▸ **DATA SHOWN**:
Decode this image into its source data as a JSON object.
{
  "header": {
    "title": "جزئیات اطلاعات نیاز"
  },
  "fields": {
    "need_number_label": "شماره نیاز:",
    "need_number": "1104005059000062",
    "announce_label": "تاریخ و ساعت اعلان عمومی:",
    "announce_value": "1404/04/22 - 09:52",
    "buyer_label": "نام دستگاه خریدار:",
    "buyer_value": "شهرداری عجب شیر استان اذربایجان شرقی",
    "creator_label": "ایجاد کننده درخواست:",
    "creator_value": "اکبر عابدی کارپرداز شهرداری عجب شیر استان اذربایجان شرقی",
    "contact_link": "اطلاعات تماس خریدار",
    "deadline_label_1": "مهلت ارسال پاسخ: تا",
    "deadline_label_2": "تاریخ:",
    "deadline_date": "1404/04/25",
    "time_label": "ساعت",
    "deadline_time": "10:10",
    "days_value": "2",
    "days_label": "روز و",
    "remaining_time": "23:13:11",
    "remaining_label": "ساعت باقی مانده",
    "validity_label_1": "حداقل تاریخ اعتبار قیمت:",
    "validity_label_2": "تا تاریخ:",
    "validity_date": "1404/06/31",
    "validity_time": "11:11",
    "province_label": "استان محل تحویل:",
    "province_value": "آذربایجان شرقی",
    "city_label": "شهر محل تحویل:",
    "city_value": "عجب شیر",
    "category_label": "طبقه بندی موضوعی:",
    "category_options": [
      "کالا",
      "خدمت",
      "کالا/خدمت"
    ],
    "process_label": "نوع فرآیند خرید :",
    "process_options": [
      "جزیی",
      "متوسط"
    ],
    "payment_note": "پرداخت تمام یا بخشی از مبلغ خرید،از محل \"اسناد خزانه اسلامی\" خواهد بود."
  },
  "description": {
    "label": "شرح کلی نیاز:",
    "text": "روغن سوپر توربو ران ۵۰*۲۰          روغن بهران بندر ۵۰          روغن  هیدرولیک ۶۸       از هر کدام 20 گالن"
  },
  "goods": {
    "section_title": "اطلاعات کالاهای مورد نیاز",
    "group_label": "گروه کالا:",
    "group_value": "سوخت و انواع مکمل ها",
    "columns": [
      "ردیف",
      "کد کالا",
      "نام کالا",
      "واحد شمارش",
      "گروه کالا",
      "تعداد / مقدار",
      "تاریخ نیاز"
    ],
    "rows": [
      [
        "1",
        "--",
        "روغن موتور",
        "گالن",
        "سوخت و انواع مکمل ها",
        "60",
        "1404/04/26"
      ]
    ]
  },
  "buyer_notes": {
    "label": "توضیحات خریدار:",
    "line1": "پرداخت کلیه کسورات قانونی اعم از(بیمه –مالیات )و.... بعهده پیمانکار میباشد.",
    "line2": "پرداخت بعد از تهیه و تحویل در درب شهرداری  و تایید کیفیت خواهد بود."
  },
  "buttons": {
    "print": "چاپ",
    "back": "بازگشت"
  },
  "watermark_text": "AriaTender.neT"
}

▸ **PROBLEM REQUIREMENTS**: Make an exact copy of the listing, including every line.

▸ **REPLY TO THE EXERCISE**:
Decode this image into its source data as a JSON object.
{
  "header": {
    "title": "جزئیات اطلاعات نیاز"
  },
  "fields": {
    "need_number_label": "شماره نیاز:",
    "need_number": "1104005059000062",
    "announce_label": "تاریخ و ساعت اعلان عمومی:",
    "announce_value": "1404/04/22 - 09:52",
    "buyer_label": "نام دستگاه خریدار:",
    "buyer_value": "شهرداری عجب شیر استان اذربایجان شرقی",
    "creator_label": "ایجاد کننده درخواست:",
    "creator_value": "اکبر عابدی کارپرداز شهرداری عجب شیر استان اذربایجان شرقی",
    "contact_link": "اطلاعات تماس خریدار",
    "deadline_label_1": "مهلت ارسال پاسخ: تا",
    "deadline_label_2": "تاریخ:",
    "deadline_date": "1404/04/25",
    "time_label": "ساعت",
    "deadline_time": "10:10",
    "days_value": "2",
    "days_label": "روز و",
    "remaining_time": "23:13:11",
    "remaining_label": "ساعت باقی مانده",
    "validity_label_1": "حداقل تاریخ اعتبار قیمت:",
    "validity_label_2": "تا تاریخ:",
    "validity_date": "1404/06/31",
    "validity_time": "11:11",
    "province_label": "استان محل تحویل:",
    "province_value": "آذربایجان شرقی",
    "city_label": "شهر محل تحویل:",
    "city_value": "عجب شیر",
    "category_label": "طبقه بندی موضوعی:",
    "category_options": [
      "کالا",
      "خدمت",
      "کالا/خدمت"
    ],
    "process_label": "نوع فرآیند خرید :",
    "process_options": [
      "جزیی",
      "متوسط"
    ],
    "payment_note": "پرداخت تمام یا بخشی از مبلغ خرید،از محل \"اسناد خزانه اسلامی\" خواهد بود."
  },
  "description": {
    "label": "شرح کلی نیاز:",
    "text": "روغن سوپر توربو ران ۵۰*۲۰          روغن بهران بندر ۵۰          روغن  هیدرولیک ۶۸       از هر کدام 20 گالن"
  },
  "goods": {
    "section_title": "اطلاعات کالاهای مورد نیاز",
    "group_label": "گروه کالا:",
    "group_value": "سوخت و انواع مکمل ها",
    "columns": [
      "ردیف",
      "کد کالا",
      "نام کالا",
      "واحد شمارش",
      "گروه کالا",
      "تعداد / مقدار",
      "تاریخ نیاز"
    ],
    "rows": [
      [
        "1",
        "--",
        "روغن موتور",
        "گالن",
        "سوخت و انواع مکمل ها",
        "60",
        "1404/04/26"
      ]
    ]
  },
  "buyer_notes": {
    "label": "توضیحات خریدار:",
    "line1": "پرداخت کلیه کسورات قانونی اعم از(بیمه –مالیات )و.... بعهده پیمانکار میباشد.",
    "line2": "پرداخت بعد از تهیه و تحویل در درب شهرداری  و تایید کیفیت خواهد بود."
  },
  "buttons": {
    "print": "چاپ",
    "back": "بازگشت"
  },
  "watermark_text": "AriaTender.neT"
}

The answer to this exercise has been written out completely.